(Collection entries)
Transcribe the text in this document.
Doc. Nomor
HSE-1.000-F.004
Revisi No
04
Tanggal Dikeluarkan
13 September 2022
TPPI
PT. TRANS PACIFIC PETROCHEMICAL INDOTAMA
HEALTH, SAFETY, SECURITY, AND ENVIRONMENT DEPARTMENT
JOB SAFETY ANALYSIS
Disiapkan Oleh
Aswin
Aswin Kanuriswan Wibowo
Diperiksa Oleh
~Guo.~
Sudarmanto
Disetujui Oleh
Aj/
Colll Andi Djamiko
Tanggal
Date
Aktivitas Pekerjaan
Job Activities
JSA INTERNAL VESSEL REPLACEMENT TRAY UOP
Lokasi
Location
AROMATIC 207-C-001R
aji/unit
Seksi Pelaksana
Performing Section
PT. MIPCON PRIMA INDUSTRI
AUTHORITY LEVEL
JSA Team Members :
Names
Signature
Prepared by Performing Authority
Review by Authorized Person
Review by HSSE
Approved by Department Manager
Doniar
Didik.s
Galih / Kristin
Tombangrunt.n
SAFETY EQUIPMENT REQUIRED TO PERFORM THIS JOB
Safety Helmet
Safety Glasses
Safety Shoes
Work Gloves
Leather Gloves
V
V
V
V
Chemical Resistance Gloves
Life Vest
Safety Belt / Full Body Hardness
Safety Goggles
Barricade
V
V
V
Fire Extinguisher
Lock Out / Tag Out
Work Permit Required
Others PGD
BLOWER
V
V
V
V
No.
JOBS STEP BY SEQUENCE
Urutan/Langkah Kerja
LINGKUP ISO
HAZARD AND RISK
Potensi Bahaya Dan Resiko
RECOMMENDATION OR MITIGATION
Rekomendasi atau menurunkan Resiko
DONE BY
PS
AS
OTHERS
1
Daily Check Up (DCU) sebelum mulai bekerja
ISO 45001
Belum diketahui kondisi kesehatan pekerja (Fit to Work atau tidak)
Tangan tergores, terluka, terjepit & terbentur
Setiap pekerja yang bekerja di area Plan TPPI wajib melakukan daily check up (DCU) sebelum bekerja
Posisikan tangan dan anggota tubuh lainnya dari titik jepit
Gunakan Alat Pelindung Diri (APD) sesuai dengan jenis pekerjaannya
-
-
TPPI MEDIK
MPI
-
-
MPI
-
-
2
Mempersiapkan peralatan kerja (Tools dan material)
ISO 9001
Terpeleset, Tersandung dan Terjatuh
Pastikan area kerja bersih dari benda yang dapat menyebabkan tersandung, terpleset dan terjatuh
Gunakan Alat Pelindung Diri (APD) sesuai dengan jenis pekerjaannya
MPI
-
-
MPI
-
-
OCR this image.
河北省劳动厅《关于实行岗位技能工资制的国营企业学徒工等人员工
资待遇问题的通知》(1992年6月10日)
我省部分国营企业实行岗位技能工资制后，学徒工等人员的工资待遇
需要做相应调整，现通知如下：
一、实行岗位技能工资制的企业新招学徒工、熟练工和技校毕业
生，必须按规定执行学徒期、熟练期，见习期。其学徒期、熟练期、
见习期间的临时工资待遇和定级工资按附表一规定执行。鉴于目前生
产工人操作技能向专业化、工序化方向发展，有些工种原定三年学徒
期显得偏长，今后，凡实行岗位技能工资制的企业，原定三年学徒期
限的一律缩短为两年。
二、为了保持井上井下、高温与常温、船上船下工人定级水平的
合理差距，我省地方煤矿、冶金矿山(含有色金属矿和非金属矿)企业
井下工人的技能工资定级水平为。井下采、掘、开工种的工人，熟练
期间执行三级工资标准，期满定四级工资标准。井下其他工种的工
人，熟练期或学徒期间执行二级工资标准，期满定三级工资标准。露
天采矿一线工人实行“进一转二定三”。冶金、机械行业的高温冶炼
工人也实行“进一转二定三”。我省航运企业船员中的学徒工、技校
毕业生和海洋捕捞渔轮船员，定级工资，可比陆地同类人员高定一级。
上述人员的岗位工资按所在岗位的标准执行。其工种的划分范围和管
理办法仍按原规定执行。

...

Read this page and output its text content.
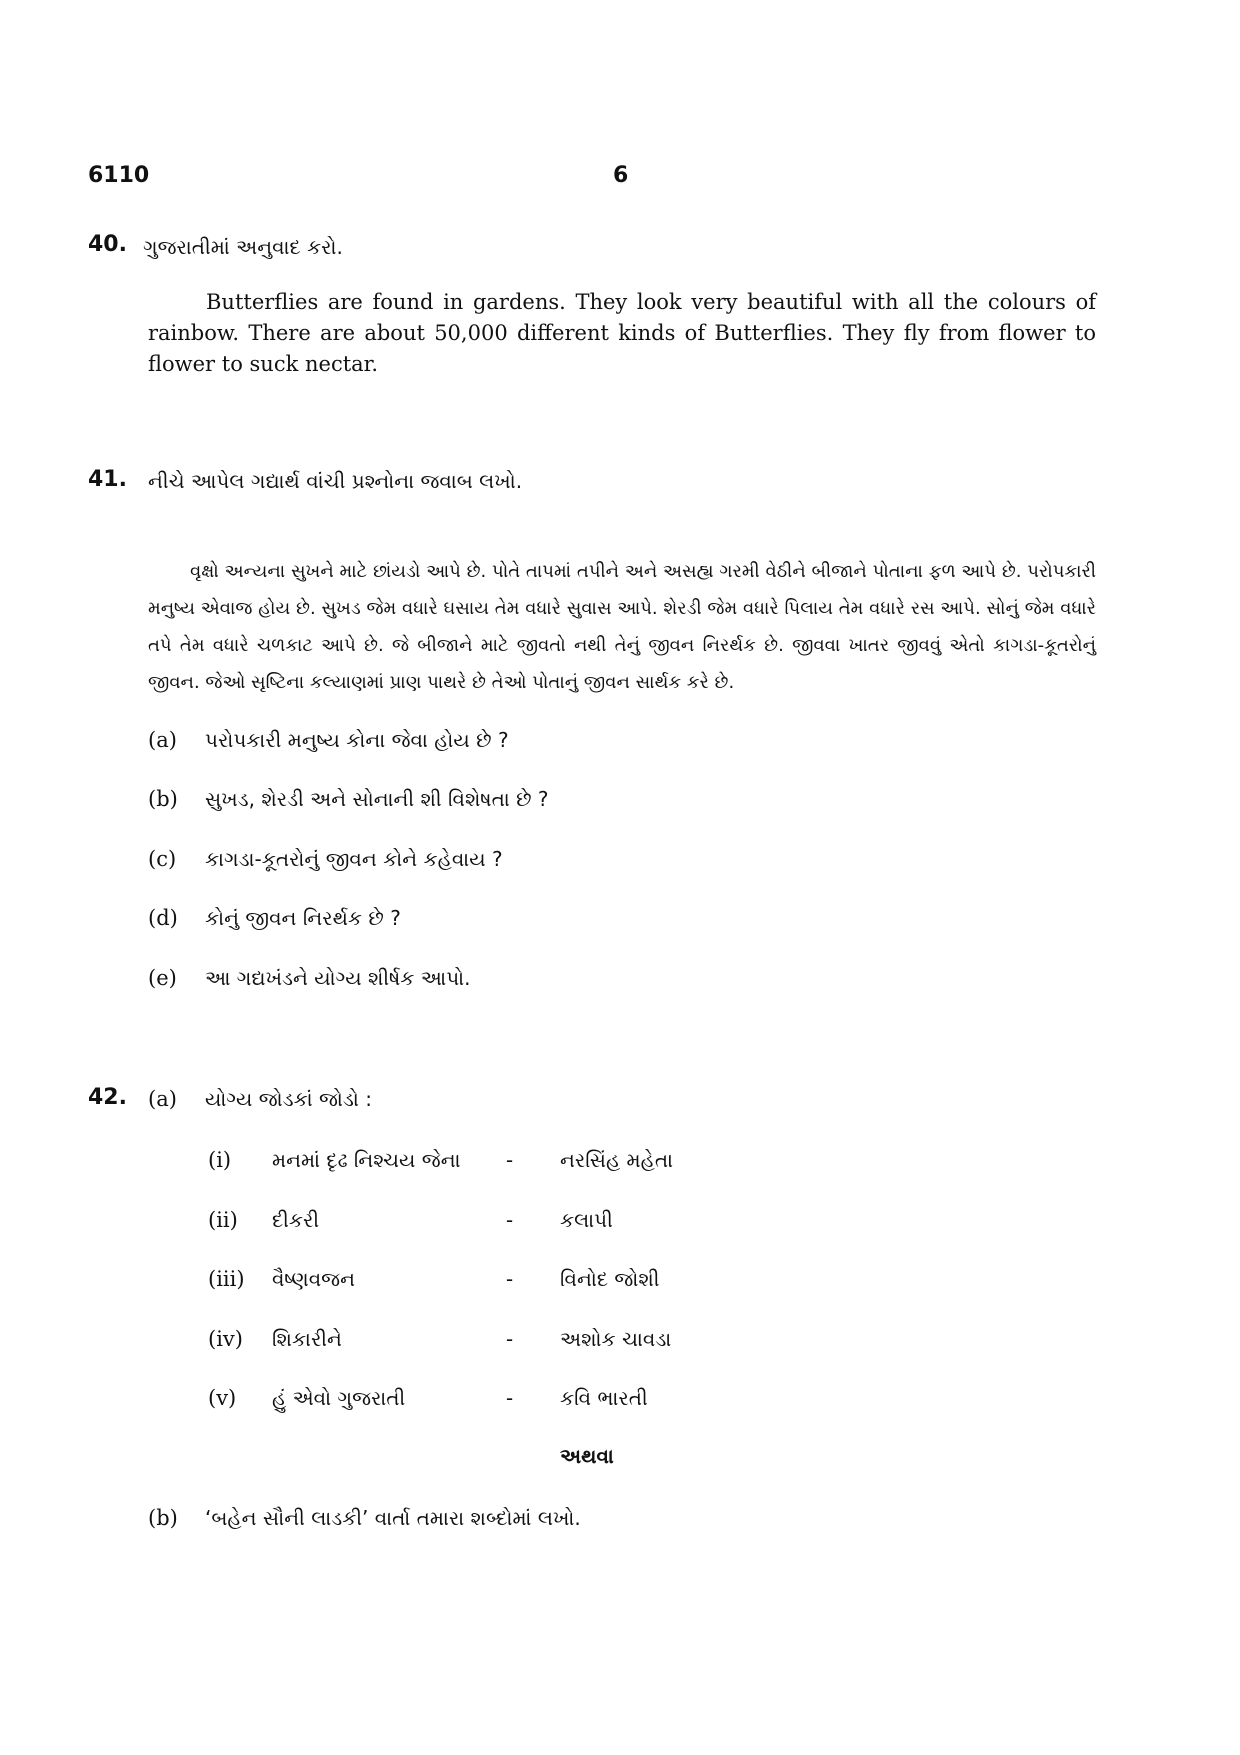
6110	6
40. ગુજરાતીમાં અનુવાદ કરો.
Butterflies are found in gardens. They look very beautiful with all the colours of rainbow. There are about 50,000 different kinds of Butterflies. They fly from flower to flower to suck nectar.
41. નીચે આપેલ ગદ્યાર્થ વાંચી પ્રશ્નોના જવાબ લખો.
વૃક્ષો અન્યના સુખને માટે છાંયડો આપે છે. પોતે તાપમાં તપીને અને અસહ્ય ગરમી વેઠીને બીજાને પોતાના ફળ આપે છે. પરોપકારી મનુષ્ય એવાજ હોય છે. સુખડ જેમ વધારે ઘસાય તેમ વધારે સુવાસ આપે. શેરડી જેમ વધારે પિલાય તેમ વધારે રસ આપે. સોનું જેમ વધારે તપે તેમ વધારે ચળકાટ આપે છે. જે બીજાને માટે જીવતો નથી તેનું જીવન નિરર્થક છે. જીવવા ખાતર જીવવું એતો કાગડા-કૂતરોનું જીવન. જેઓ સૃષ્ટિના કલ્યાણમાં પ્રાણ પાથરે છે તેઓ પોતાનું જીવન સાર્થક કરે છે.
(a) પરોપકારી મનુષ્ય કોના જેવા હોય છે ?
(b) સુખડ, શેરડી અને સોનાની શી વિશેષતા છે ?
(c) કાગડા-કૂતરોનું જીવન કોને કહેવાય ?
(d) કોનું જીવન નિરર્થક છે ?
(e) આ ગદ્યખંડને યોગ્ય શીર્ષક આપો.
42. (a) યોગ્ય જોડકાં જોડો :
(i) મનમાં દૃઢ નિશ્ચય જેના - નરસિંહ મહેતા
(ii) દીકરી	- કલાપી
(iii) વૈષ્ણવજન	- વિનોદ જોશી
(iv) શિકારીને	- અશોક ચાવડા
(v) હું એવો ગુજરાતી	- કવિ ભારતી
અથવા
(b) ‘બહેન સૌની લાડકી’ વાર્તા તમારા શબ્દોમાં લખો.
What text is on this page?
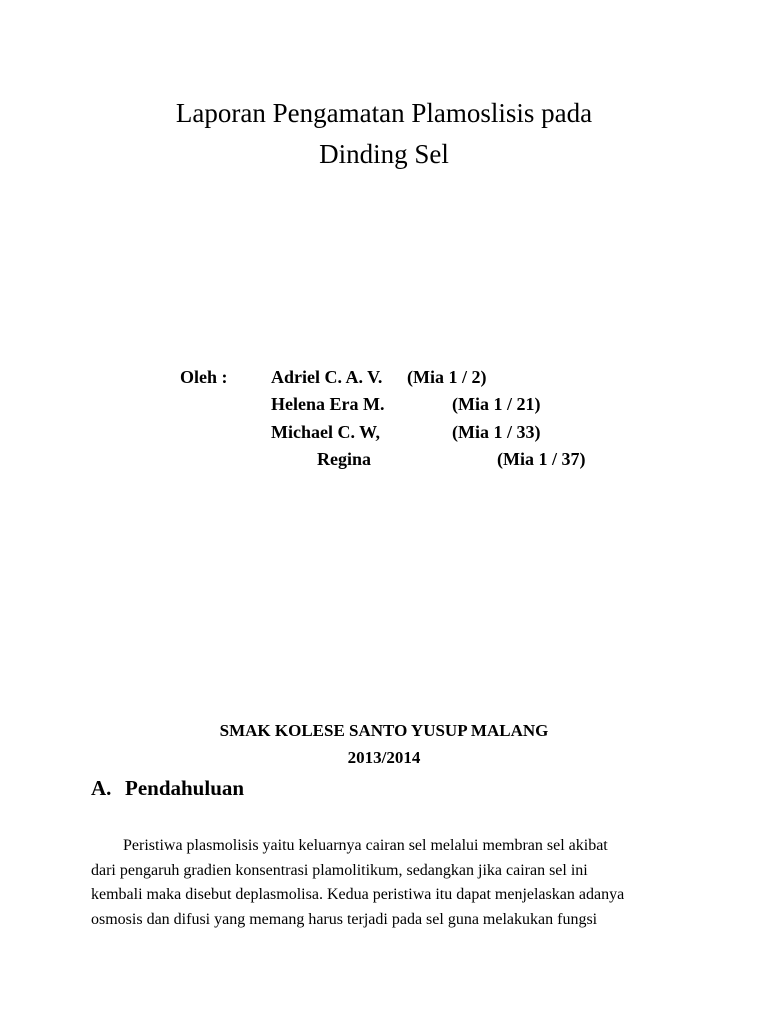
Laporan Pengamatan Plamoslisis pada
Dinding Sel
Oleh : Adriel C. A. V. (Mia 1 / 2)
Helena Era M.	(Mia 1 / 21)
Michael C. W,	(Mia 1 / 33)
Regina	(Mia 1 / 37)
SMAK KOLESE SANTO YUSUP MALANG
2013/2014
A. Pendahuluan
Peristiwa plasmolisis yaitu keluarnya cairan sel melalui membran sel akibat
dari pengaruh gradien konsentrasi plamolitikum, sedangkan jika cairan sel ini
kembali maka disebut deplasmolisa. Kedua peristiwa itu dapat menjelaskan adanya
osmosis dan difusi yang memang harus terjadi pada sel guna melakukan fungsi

YOUR TASK: Copy out every line in the entries above that holds "text".

WRITTEN RESPONSE:
Transcribe the text in this document.
Read this page and output its text content.
What text is on this page?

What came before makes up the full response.